Short exercise
Wherever the string "работы" occurs in a line of these records, report that line.

Source records
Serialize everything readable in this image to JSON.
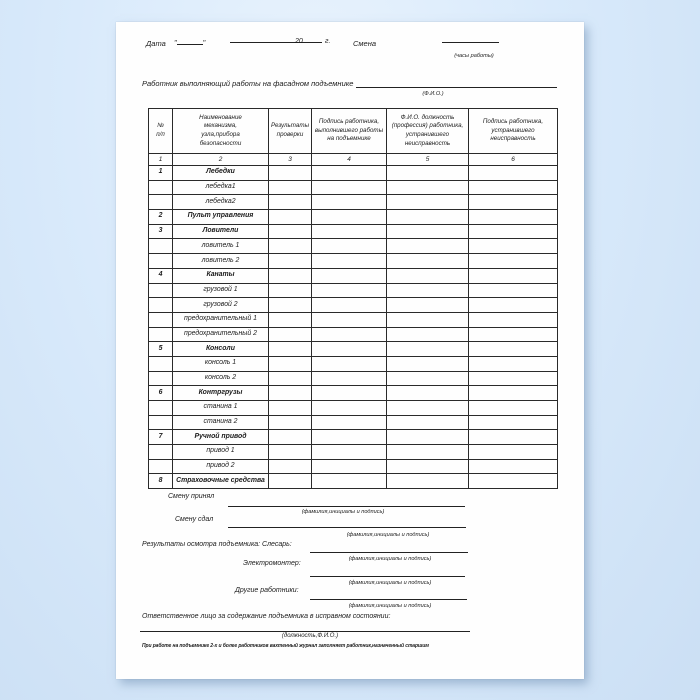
{
  "document": {
    "header": {
      "date_label": "Дата",
      "open_quote": "\"",
      "close_quote": "\"",
      "year_prefix": "20",
      "year_suffix": "г.",
      "shift_label": "Смена",
      "hours_note": "(часы работы)",
      "worker_label": "Работник выполняющий работы на фасадном подъемнике",
      "fio_note": "(Ф.И.О.)"
    },
    "table": {
      "headers": [
        "№\nп/п",
        "Наименование\nмеханизма,\nузла,прибора\nбезопасности",
        "Результаты\nпроверки",
        "Подпись работника,\nвыполнившего работы\nна подъемнике",
        "Ф.И.О. должность\n(профессия) работника,\nустранившего\nнеисправность",
        "Подпись работника,\nустранившего\nнеисправность"
      ],
      "col_numbers": [
        "1",
        "2",
        "3",
        "4",
        "5",
        "6"
      ],
      "rows": [
        {
          "num": "1",
          "name": "Лебедки",
          "group": true
        },
        {
          "num": "",
          "name": "лебедка1",
          "group": false
        },
        {
          "num": "",
          "name": "лебедка2",
          "group": false
        },
        {
          "num": "2",
          "name": "Пульт управления",
          "group": true
        },
        {
          "num": "3",
          "name": "Ловители",
          "group": true
        },
        {
          "num": "",
          "name": "ловитель 1",
          "group": false
        },
        {
          "num": "",
          "name": "ловитель 2",
          "group": false
        },
        {
          "num": "4",
          "name": "Канаты",
          "group": true
        },
        {
          "num": "",
          "name": "грузовой 1",
          "group": false
        },
        {
          "num": "",
          "name": "грузовой 2",
          "group": false
        },
        {
          "num": "",
          "name": "предохранительный 1",
          "group": false
        },
        {
          "num": "",
          "name": "предохранительный 2",
          "group": false
        },
        {
          "num": "5",
          "name": "Консоли",
          "group": true
        },
        {
          "num": "",
          "name": "консоль 1",
          "group": false
        },
        {
          "num": "",
          "name": "консоль 2",
          "group": false
        },
        {
          "num": "6",
          "name": "Контргрузы",
          "group": true
        },
        {
          "num": "",
          "name": "станина 1",
          "group": false
        },
        {
          "num": "",
          "name": "станина 2",
          "group": false
        },
        {
          "num": "7",
          "name": "Ручной привод",
          "group": true
        },
        {
          "num": "",
          "name": "привод 1",
          "group": false
        },
        {
          "num": "",
          "name": "привод 2",
          "group": false
        },
        {
          "num": "8",
          "name": "Страховочные средства",
          "group": true
        }
      ]
    },
    "signatures": {
      "lines": [
        {
          "label": "Смену принял",
          "note": "(фамилия,инициалы и подпись)"
        },
        {
          "label": "Смену сдал",
          "note": "(фамилия,инициалы и подпись)"
        },
        {
          "label": "Результаты осмотра подъемника: Слесарь:",
          "note": "(фамилия,инициалы и подпись)"
        },
        {
          "label": "Электромонтер:",
          "note": "(фамилия,инициалы и подпись)"
        },
        {
          "label": "Другие работники:",
          "note": "(фамилия,инициалы и подпись)"
        }
      ],
      "responsible_label": "Ответственное лицо за содержание подъемника в исправном состоянии:",
      "responsible_note": "(должность,Ф.И.О.)",
      "footnote": "При работе на подъемнике 2-х и более работников вахтенный журнал заполняет работник,назначенный старшим"
    },
    "colors": {
      "page_background": "#fefefe",
      "desktop_background": "#d9eafb",
      "ink": "#1b1b1b"
    }
  }
}
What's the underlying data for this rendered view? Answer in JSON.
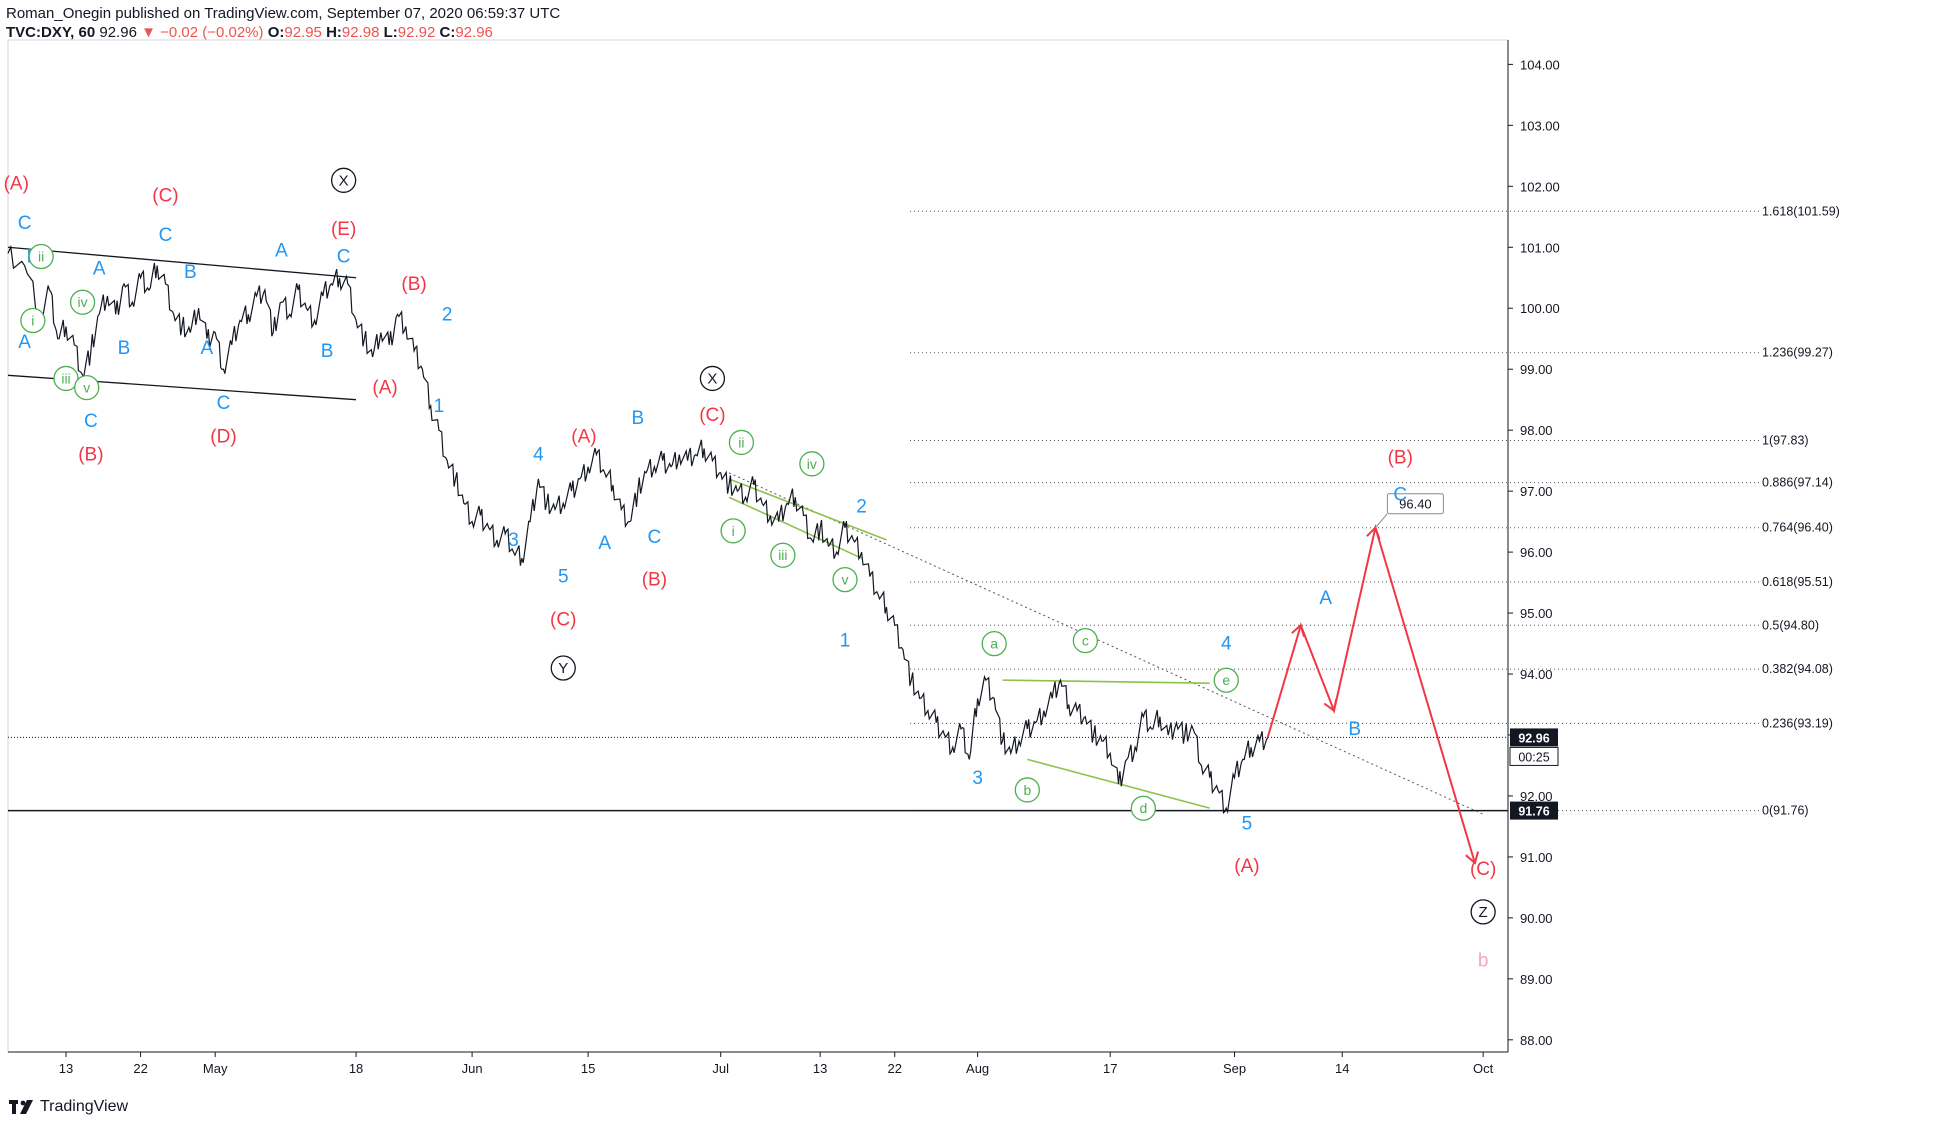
{
  "header": {
    "publisher_line": "Roman_Onegin published on TradingView.com, September 07, 2020 06:59:37 UTC",
    "symbol": "TVC:DXY, 60",
    "last": "92.96",
    "change": "▼ −0.02 (−0.02%)",
    "o_label": "O:",
    "o_val": "92.95",
    "h_label": "H:",
    "h_val": "92.98",
    "l_label": "L:",
    "l_val": "92.92",
    "c_label": "C:",
    "c_val": "92.96"
  },
  "footer": {
    "brand": "TradingView"
  },
  "colors": {
    "red": "#f23645",
    "blue": "#2196f3",
    "green": "#4caf50",
    "black": "#131722",
    "pink": "#f8a5b5"
  },
  "chart_data": {
    "type": "line",
    "symbol": "TVC:DXY",
    "interval": "60",
    "ylim": [
      87.8,
      104.4
    ],
    "y_ticks": [
      "104.00",
      "103.00",
      "102.00",
      "101.00",
      "100.00",
      "99.00",
      "98.00",
      "97.00",
      "96.00",
      "95.00",
      "94.00",
      "93.00",
      "92.00",
      "91.00",
      "90.00",
      "89.00",
      "88.00"
    ],
    "x_ticks": [
      "13",
      "22",
      "May",
      "18",
      "Jun",
      "15",
      "Jul",
      "13",
      "22",
      "Aug",
      "17",
      "Sep",
      "14",
      "Oct"
    ],
    "x_tick_days": [
      13,
      22,
      31,
      48,
      62,
      76,
      92,
      104,
      113,
      123,
      139,
      154,
      167,
      184
    ],
    "x_range_days": [
      6,
      187
    ],
    "grid": false,
    "price_line": {
      "value": 92.96,
      "label": "92.96",
      "countdown": "00:25"
    },
    "support_line": {
      "value": 91.76,
      "label": "91.76"
    },
    "target_label": "96.40",
    "fib_levels": [
      {
        "label": "1.618(101.59)",
        "value": 101.59
      },
      {
        "label": "1.236(99.27)",
        "value": 99.27
      },
      {
        "label": "1(97.83)",
        "value": 97.83
      },
      {
        "label": "0.886(97.14)",
        "value": 97.14
      },
      {
        "label": "0.764(96.40)",
        "value": 96.4
      },
      {
        "label": "0.618(95.51)",
        "value": 95.51
      },
      {
        "label": "0.5(94.80)",
        "value": 94.8
      },
      {
        "label": "0.382(94.08)",
        "value": 94.08
      },
      {
        "label": "0.236(93.19)",
        "value": 93.19
      },
      {
        "label": "0(91.76)",
        "value": 91.76
      }
    ],
    "price_path": [
      [
        6,
        100.9
      ],
      [
        8,
        100.7
      ],
      [
        10,
        99.9
      ],
      [
        11,
        100.3
      ],
      [
        12,
        99.5
      ],
      [
        13,
        99.7
      ],
      [
        14,
        99.4
      ],
      [
        15,
        98.9
      ],
      [
        16,
        99.3
      ],
      [
        17,
        99.9
      ],
      [
        18,
        100.2
      ],
      [
        19,
        99.9
      ],
      [
        20,
        100.4
      ],
      [
        21,
        100.1
      ],
      [
        22,
        100.5
      ],
      [
        23,
        100.3
      ],
      [
        24,
        100.7
      ],
      [
        25,
        100.4
      ],
      [
        26,
        99.9
      ],
      [
        27,
        99.7
      ],
      [
        28,
        99.6
      ],
      [
        29,
        100.0
      ],
      [
        30,
        99.5
      ],
      [
        31,
        99.6
      ],
      [
        32,
        99.0
      ],
      [
        33,
        99.4
      ],
      [
        34,
        99.8
      ],
      [
        35,
        99.9
      ],
      [
        36,
        100.2
      ],
      [
        37,
        100.3
      ],
      [
        38,
        99.6
      ],
      [
        39,
        100.1
      ],
      [
        40,
        99.9
      ],
      [
        41,
        100.3
      ],
      [
        42,
        100.0
      ],
      [
        43,
        99.8
      ],
      [
        44,
        100.2
      ],
      [
        45,
        100.4
      ],
      [
        46,
        100.5
      ],
      [
        47,
        100.4
      ],
      [
        48,
        99.8
      ],
      [
        49,
        99.5
      ],
      [
        50,
        99.2
      ],
      [
        51,
        99.6
      ],
      [
        52,
        99.4
      ],
      [
        53,
        99.9
      ],
      [
        54,
        99.7
      ],
      [
        55,
        99.3
      ],
      [
        56,
        99.0
      ],
      [
        57,
        98.4
      ],
      [
        58,
        98.0
      ],
      [
        59,
        97.5
      ],
      [
        60,
        97.2
      ],
      [
        61,
        96.8
      ],
      [
        62,
        96.5
      ],
      [
        63,
        96.6
      ],
      [
        64,
        96.4
      ],
      [
        65,
        96.2
      ],
      [
        66,
        96.3
      ],
      [
        67,
        96.0
      ],
      [
        68,
        95.9
      ],
      [
        69,
        96.5
      ],
      [
        70,
        97.2
      ],
      [
        71,
        96.8
      ],
      [
        72,
        96.7
      ],
      [
        73,
        96.8
      ],
      [
        74,
        97.0
      ],
      [
        75,
        97.2
      ],
      [
        76,
        97.4
      ],
      [
        77,
        97.6
      ],
      [
        78,
        97.3
      ],
      [
        79,
        97.1
      ],
      [
        80,
        96.7
      ],
      [
        81,
        96.5
      ],
      [
        82,
        97.0
      ],
      [
        83,
        97.3
      ],
      [
        84,
        97.4
      ],
      [
        85,
        97.5
      ],
      [
        86,
        97.4
      ],
      [
        87,
        97.6
      ],
      [
        88,
        97.5
      ],
      [
        89,
        97.6
      ],
      [
        90,
        97.7
      ],
      [
        91,
        97.5
      ],
      [
        92,
        97.3
      ],
      [
        93,
        97.1
      ],
      [
        94,
        97.0
      ],
      [
        95,
        96.9
      ],
      [
        96,
        97.1
      ],
      [
        97,
        96.8
      ],
      [
        98,
        96.6
      ],
      [
        99,
        96.5
      ],
      [
        100,
        96.8
      ],
      [
        101,
        96.9
      ],
      [
        102,
        96.6
      ],
      [
        103,
        96.2
      ],
      [
        104,
        96.4
      ],
      [
        105,
        96.1
      ],
      [
        106,
        96.0
      ],
      [
        107,
        96.4
      ],
      [
        108,
        96.2
      ],
      [
        109,
        96.0
      ],
      [
        110,
        95.6
      ],
      [
        111,
        95.3
      ],
      [
        112,
        95.1
      ],
      [
        113,
        94.8
      ],
      [
        114,
        94.4
      ],
      [
        115,
        93.9
      ],
      [
        116,
        93.6
      ],
      [
        117,
        93.4
      ],
      [
        118,
        93.2
      ],
      [
        119,
        93.0
      ],
      [
        120,
        92.8
      ],
      [
        121,
        93.1
      ],
      [
        122,
        92.6
      ],
      [
        123,
        93.6
      ],
      [
        124,
        93.9
      ],
      [
        125,
        93.6
      ],
      [
        126,
        92.9
      ],
      [
        127,
        92.7
      ],
      [
        128,
        92.9
      ],
      [
        129,
        93.1
      ],
      [
        130,
        93.2
      ],
      [
        131,
        93.4
      ],
      [
        132,
        93.6
      ],
      [
        133,
        93.9
      ],
      [
        134,
        93.5
      ],
      [
        135,
        93.4
      ],
      [
        136,
        93.3
      ],
      [
        137,
        93.0
      ],
      [
        138,
        92.9
      ],
      [
        139,
        92.7
      ],
      [
        140,
        92.2
      ],
      [
        141,
        92.6
      ],
      [
        142,
        92.8
      ],
      [
        143,
        93.3
      ],
      [
        144,
        93.1
      ],
      [
        145,
        93.3
      ],
      [
        146,
        93.0
      ],
      [
        147,
        93.2
      ],
      [
        148,
        93.0
      ],
      [
        149,
        93.1
      ],
      [
        150,
        92.5
      ],
      [
        151,
        92.3
      ],
      [
        152,
        92.1
      ],
      [
        153,
        91.8
      ],
      [
        154,
        92.3
      ],
      [
        155,
        92.6
      ],
      [
        156,
        92.8
      ],
      [
        157,
        92.9
      ],
      [
        158,
        92.96
      ]
    ],
    "trend_lines": [
      {
        "from": [
          6,
          101.0
        ],
        "to": [
          48,
          100.5
        ],
        "color": "black"
      },
      {
        "from": [
          6,
          98.9
        ],
        "to": [
          48,
          98.5
        ],
        "color": "black"
      },
      {
        "from": [
          93,
          97.3
        ],
        "to": [
          184,
          91.7
        ],
        "color": "dotted"
      },
      {
        "from": [
          93,
          97.2
        ],
        "to": [
          112,
          96.2
        ],
        "color": "green"
      },
      {
        "from": [
          93,
          96.9
        ],
        "to": [
          109,
          95.9
        ],
        "color": "green"
      },
      {
        "from": [
          126,
          93.9
        ],
        "to": [
          151,
          93.85
        ],
        "color": "green"
      },
      {
        "from": [
          129,
          92.6
        ],
        "to": [
          151,
          91.8
        ],
        "color": "green"
      }
    ],
    "projection": {
      "color": "red",
      "path": [
        [
          158,
          92.96
        ],
        [
          162,
          94.8
        ],
        [
          166,
          93.4
        ],
        [
          171,
          96.4
        ],
        [
          183,
          90.9
        ]
      ]
    },
    "labels": [
      {
        "t": "(A)",
        "x": 7,
        "y": 101.95,
        "c": "red"
      },
      {
        "t": "C",
        "x": 8,
        "y": 101.3,
        "c": "blue"
      },
      {
        "t": "B",
        "x": 9,
        "y": 100.75,
        "c": "blue"
      },
      {
        "t": "ii",
        "x": 10,
        "y": 100.75,
        "c": "green",
        "circle": true
      },
      {
        "t": "i",
        "x": 9,
        "y": 99.7,
        "c": "green",
        "circle": true
      },
      {
        "t": "iv",
        "x": 15,
        "y": 100.0,
        "c": "green",
        "circle": true
      },
      {
        "t": "A",
        "x": 8,
        "y": 99.35,
        "c": "blue"
      },
      {
        "t": "A",
        "x": 17,
        "y": 100.55,
        "c": "blue"
      },
      {
        "t": "iii",
        "x": 13,
        "y": 98.75,
        "c": "green",
        "circle": true
      },
      {
        "t": "v",
        "x": 15.5,
        "y": 98.6,
        "c": "green",
        "circle": true
      },
      {
        "t": "B",
        "x": 20,
        "y": 99.25,
        "c": "blue"
      },
      {
        "t": "C",
        "x": 16,
        "y": 98.05,
        "c": "blue"
      },
      {
        "t": "(B)",
        "x": 16,
        "y": 97.5,
        "c": "red"
      },
      {
        "t": "(C)",
        "x": 25,
        "y": 101.75,
        "c": "red"
      },
      {
        "t": "C",
        "x": 25,
        "y": 101.1,
        "c": "blue"
      },
      {
        "t": "B",
        "x": 28,
        "y": 100.5,
        "c": "blue"
      },
      {
        "t": "A",
        "x": 30,
        "y": 99.25,
        "c": "blue"
      },
      {
        "t": "C",
        "x": 32,
        "y": 98.35,
        "c": "blue"
      },
      {
        "t": "(D)",
        "x": 32,
        "y": 97.8,
        "c": "red"
      },
      {
        "t": "A",
        "x": 39,
        "y": 100.85,
        "c": "blue"
      },
      {
        "t": "B",
        "x": 44.5,
        "y": 99.2,
        "c": "blue"
      },
      {
        "t": "X",
        "x": 46.5,
        "y": 102.0,
        "c": "black",
        "circle": true
      },
      {
        "t": "(E)",
        "x": 46.5,
        "y": 101.2,
        "c": "red"
      },
      {
        "t": "C",
        "x": 46.5,
        "y": 100.75,
        "c": "blue"
      },
      {
        "t": "(B)",
        "x": 55,
        "y": 100.3,
        "c": "red"
      },
      {
        "t": "2",
        "x": 59,
        "y": 99.8,
        "c": "blue"
      },
      {
        "t": "(A)",
        "x": 51.5,
        "y": 98.6,
        "c": "red"
      },
      {
        "t": "1",
        "x": 58,
        "y": 98.3,
        "c": "blue"
      },
      {
        "t": "4",
        "x": 70,
        "y": 97.5,
        "c": "blue"
      },
      {
        "t": "3",
        "x": 67,
        "y": 96.1,
        "c": "blue"
      },
      {
        "t": "5",
        "x": 73,
        "y": 95.5,
        "c": "blue"
      },
      {
        "t": "(C)",
        "x": 73,
        "y": 94.8,
        "c": "red"
      },
      {
        "t": "Y",
        "x": 73,
        "y": 94.0,
        "c": "black",
        "circle": true
      },
      {
        "t": "(A)",
        "x": 75.5,
        "y": 97.8,
        "c": "red"
      },
      {
        "t": "A",
        "x": 78,
        "y": 96.05,
        "c": "blue"
      },
      {
        "t": "B",
        "x": 82,
        "y": 98.1,
        "c": "blue"
      },
      {
        "t": "C",
        "x": 84,
        "y": 96.15,
        "c": "blue"
      },
      {
        "t": "(B)",
        "x": 84,
        "y": 95.45,
        "c": "red"
      },
      {
        "t": "X",
        "x": 91,
        "y": 98.75,
        "c": "black",
        "circle": true
      },
      {
        "t": "(C)",
        "x": 91,
        "y": 98.15,
        "c": "red"
      },
      {
        "t": "ii",
        "x": 94.5,
        "y": 97.7,
        "c": "green",
        "circle": true
      },
      {
        "t": "iv",
        "x": 103,
        "y": 97.35,
        "c": "green",
        "circle": true
      },
      {
        "t": "i",
        "x": 93.5,
        "y": 96.25,
        "c": "green",
        "circle": true
      },
      {
        "t": "iii",
        "x": 99.5,
        "y": 95.85,
        "c": "green",
        "circle": true
      },
      {
        "t": "v",
        "x": 107,
        "y": 95.45,
        "c": "green",
        "circle": true
      },
      {
        "t": "2",
        "x": 109,
        "y": 96.65,
        "c": "blue"
      },
      {
        "t": "1",
        "x": 107,
        "y": 94.45,
        "c": "blue"
      },
      {
        "t": "a",
        "x": 125,
        "y": 94.4,
        "c": "green",
        "circle": true
      },
      {
        "t": "c",
        "x": 136,
        "y": 94.45,
        "c": "green",
        "circle": true
      },
      {
        "t": "4",
        "x": 153,
        "y": 94.4,
        "c": "blue"
      },
      {
        "t": "e",
        "x": 153,
        "y": 93.8,
        "c": "green",
        "circle": true
      },
      {
        "t": "3",
        "x": 123,
        "y": 92.2,
        "c": "blue"
      },
      {
        "t": "b",
        "x": 129,
        "y": 92.0,
        "c": "green",
        "circle": true
      },
      {
        "t": "d",
        "x": 143,
        "y": 91.7,
        "c": "green",
        "circle": true
      },
      {
        "t": "5",
        "x": 155.5,
        "y": 91.45,
        "c": "blue"
      },
      {
        "t": "(A)",
        "x": 155.5,
        "y": 90.75,
        "c": "red"
      },
      {
        "t": "A",
        "x": 165,
        "y": 95.15,
        "c": "blue"
      },
      {
        "t": "B",
        "x": 168.5,
        "y": 93.0,
        "c": "blue"
      },
      {
        "t": "(B)",
        "x": 174,
        "y": 97.45,
        "c": "red"
      },
      {
        "t": "C",
        "x": 174,
        "y": 96.85,
        "c": "blue"
      },
      {
        "t": "(C)",
        "x": 184,
        "y": 90.7,
        "c": "red"
      },
      {
        "t": "Z",
        "x": 184,
        "y": 90.0,
        "c": "black",
        "circle": true
      },
      {
        "t": "b",
        "x": 184,
        "y": 89.2,
        "c": "pink"
      }
    ]
  }
}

Result for this task
      "hours_note": "(часы работы)",
      "worker_label": "Работник выполняющий работы на фасадном подъемнике",
        "Подпись работника,\nвыполнившего работы\nна подъемнике",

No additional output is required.